(Stored entries)
------------------------------------------------
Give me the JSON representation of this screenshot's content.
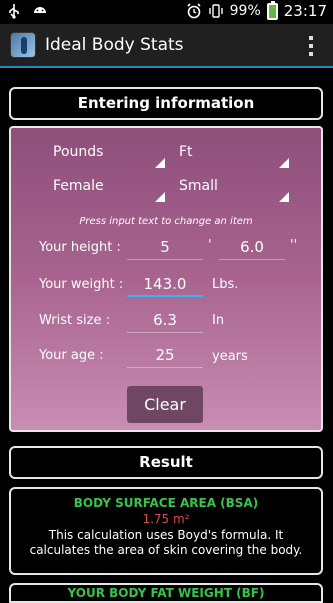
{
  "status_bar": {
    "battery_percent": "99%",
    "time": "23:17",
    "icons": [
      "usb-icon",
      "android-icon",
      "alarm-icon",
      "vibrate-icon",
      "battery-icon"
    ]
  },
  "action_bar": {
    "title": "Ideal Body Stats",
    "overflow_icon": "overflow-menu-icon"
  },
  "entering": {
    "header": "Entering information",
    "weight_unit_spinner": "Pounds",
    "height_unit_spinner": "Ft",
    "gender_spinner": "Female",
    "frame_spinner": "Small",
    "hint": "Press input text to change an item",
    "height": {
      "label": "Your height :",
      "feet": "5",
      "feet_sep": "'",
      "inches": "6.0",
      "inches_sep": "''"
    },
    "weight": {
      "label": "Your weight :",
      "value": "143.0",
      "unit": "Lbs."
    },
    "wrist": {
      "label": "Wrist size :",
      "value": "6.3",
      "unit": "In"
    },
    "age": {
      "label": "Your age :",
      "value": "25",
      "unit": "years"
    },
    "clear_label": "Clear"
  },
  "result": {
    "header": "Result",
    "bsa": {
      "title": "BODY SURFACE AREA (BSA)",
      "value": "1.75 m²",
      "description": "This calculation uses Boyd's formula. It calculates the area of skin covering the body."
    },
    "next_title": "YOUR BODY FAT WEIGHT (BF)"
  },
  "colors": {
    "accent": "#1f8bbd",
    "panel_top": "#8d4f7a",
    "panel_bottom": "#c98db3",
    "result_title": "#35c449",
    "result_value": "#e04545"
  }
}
------------------------------------------------
The problem: Copy the records exactly as they appear, excluding images.

Expected answer:
Give me the JSON representation of this screenshot's content.
{
  "status_bar": {
    "battery_percent": "99%",
    "time": "23:17",
    "icons": [
      "usb-icon",
      "android-icon",
      "alarm-icon",
      "vibrate-icon",
      "battery-icon"
    ]
  },
  "action_bar": {
    "title": "Ideal Body Stats",
    "overflow_icon": "overflow-menu-icon"
  },
  "entering": {
    "header": "Entering information",
    "weight_unit_spinner": "Pounds",
    "height_unit_spinner": "Ft",
    "gender_spinner": "Female",
    "frame_spinner": "Small",
    "hint": "Press input text to change an item",
    "height": {
      "label": "Your height :",
      "feet": "5",
      "feet_sep": "'",
      "inches": "6.0",
      "inches_sep": "''"
    },
    "weight": {
      "label": "Your weight :",
      "value": "143.0",
      "unit": "Lbs."
    },
    "wrist": {
      "label": "Wrist size :",
      "value": "6.3",
      "unit": "In"
    },
    "age": {
      "label": "Your age :",
      "value": "25",
      "unit": "years"
    },
    "clear_label": "Clear"
  },
  "result": {
    "header": "Result",
    "bsa": {
      "title": "BODY SURFACE AREA (BSA)",
      "value": "1.75 m²",
      "description": "This calculation uses Boyd's formula. It calculates the area of skin covering the body."
    },
    "next_title": "YOUR BODY FAT WEIGHT (BF)"
  },
  "colors": {
    "accent": "#1f8bbd",
    "panel_top": "#8d4f7a",
    "panel_bottom": "#c98db3",
    "result_title": "#35c449",
    "result_value": "#e04545"
  }
}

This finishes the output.